**Input rows:**
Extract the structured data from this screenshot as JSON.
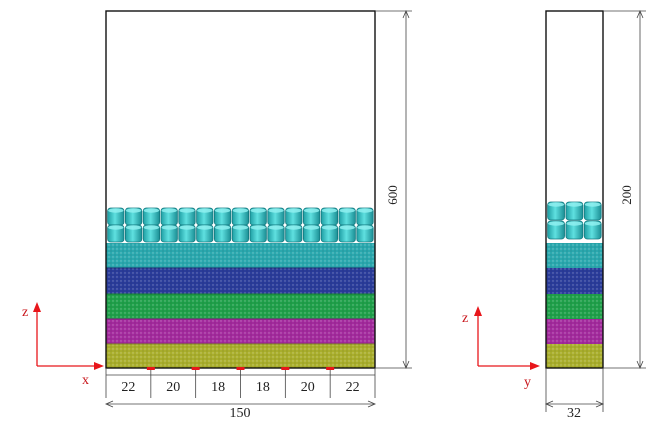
{
  "front_view": {
    "height_label": "600",
    "width_label": "150",
    "segment_labels": [
      "22",
      "20",
      "18",
      "18",
      "20",
      "22"
    ],
    "axis_vertical": "z",
    "axis_horizontal": "x"
  },
  "side_view": {
    "height_label": "200",
    "width_label": "32",
    "axis_vertical": "z",
    "axis_horizontal": "y"
  },
  "colors": {
    "cylinder": "#2ec6c9",
    "layer_cyan": "#2aa8ae",
    "layer_blue": "#2a3c9a",
    "layer_green": "#1fa04a",
    "layer_purple": "#a32a9d",
    "layer_yellow": "#a9ae2c",
    "axis_red": "#e8161b",
    "outline": "#111111",
    "dim_line": "#444444"
  }
}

**Exercise instructions:**
Quote the records above exactly, leaving out any pictures.

**Exercise response:**
Extract the structured data from this screenshot as JSON.
{
  "front_view": {
    "height_label": "600",
    "width_label": "150",
    "segment_labels": [
      "22",
      "20",
      "18",
      "18",
      "20",
      "22"
    ],
    "axis_vertical": "z",
    "axis_horizontal": "x"
  },
  "side_view": {
    "height_label": "200",
    "width_label": "32",
    "axis_vertical": "z",
    "axis_horizontal": "y"
  },
  "colors": {
    "cylinder": "#2ec6c9",
    "layer_cyan": "#2aa8ae",
    "layer_blue": "#2a3c9a",
    "layer_green": "#1fa04a",
    "layer_purple": "#a32a9d",
    "layer_yellow": "#a9ae2c",
    "axis_red": "#e8161b",
    "outline": "#111111",
    "dim_line": "#444444"
  }
}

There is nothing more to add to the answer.